* _Aim_
Transcribe the material in full, exactly as written.

Stored entries:
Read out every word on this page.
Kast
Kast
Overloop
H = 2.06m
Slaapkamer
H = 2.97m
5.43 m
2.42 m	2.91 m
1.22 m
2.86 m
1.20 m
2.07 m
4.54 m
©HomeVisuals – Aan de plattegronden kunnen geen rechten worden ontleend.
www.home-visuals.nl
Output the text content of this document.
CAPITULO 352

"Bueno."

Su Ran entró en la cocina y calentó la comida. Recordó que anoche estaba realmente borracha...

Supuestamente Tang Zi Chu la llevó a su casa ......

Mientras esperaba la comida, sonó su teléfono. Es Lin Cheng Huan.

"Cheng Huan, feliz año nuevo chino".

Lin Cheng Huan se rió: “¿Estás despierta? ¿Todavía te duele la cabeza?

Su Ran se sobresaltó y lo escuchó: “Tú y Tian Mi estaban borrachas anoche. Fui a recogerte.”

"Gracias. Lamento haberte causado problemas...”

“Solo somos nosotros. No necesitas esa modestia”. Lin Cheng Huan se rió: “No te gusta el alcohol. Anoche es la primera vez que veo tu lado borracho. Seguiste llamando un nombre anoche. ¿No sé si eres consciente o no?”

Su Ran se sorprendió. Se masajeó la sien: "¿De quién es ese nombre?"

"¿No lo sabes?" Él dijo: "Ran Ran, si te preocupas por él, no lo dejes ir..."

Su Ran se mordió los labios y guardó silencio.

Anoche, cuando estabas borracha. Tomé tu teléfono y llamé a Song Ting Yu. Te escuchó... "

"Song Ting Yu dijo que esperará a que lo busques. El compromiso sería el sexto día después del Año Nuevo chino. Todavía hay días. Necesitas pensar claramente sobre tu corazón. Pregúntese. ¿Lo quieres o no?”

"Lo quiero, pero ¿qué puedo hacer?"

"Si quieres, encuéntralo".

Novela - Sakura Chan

* _Written reply_
Read out every word on this page.
Kast
Kast
Overloop
H = 2.06m
Slaapkamer
H = 2.97m
5.43 m
2.42 m	2.91 m
1.22 m
2.86 m
1.20 m
2.07 m
4.54 m
©HomeVisuals – Aan de plattegronden kunnen geen rechten worden ontleend.
www.home-visuals.nl
Output the text content of this document.
CAPITULO 352

"Bueno."

Su Ran entró en la cocina y calentó la comida. Recordó que anoche estaba realmente borracha...

Supuestamente Tang Zi Chu la llevó a su casa ......

Mientras esperaba la comida, sonó su teléfono. Es Lin Cheng Huan.

"Cheng Huan, feliz año nuevo chino".

Lin Cheng Huan se rió: “¿Estás despierta? ¿Todavía te duele la cabeza?

Su Ran se sobresaltó y lo escuchó: “Tú y Tian Mi estaban borrachas anoche. Fui a recogerte.”

"Gracias. Lamento haberte causado problemas...”

“Solo somos nosotros. No necesitas esa modestia”. Lin Cheng Huan se rió: “No te gusta el alcohol. Anoche es la primera vez que veo tu lado borracho. Seguiste llamando un nombre anoche. ¿No sé si eres consciente o no?”

Su Ran se sorprendió. Se masajeó la sien: "¿De quién es ese nombre?"

"¿No lo sabes?" Él dijo: "Ran Ran, si te preocupas por él, no lo dejes ir..."

Su Ran se mordió los labios y guardó silencio.

Anoche, cuando estabas borracha. Tomé tu teléfono y llamé a Song Ting Yu. Te escuchó... "

"Song Ting Yu dijo que esperará a que lo busques. El compromiso sería el sexto día después del Año Nuevo chino. Todavía hay días. Necesitas pensar claramente sobre tu corazón. Pregúntese. ¿Lo quieres o no?”

"Lo quiero, pero ¿qué puedo hacer?"

"Si quieres, encuéntralo".

Novela - Sakura Chan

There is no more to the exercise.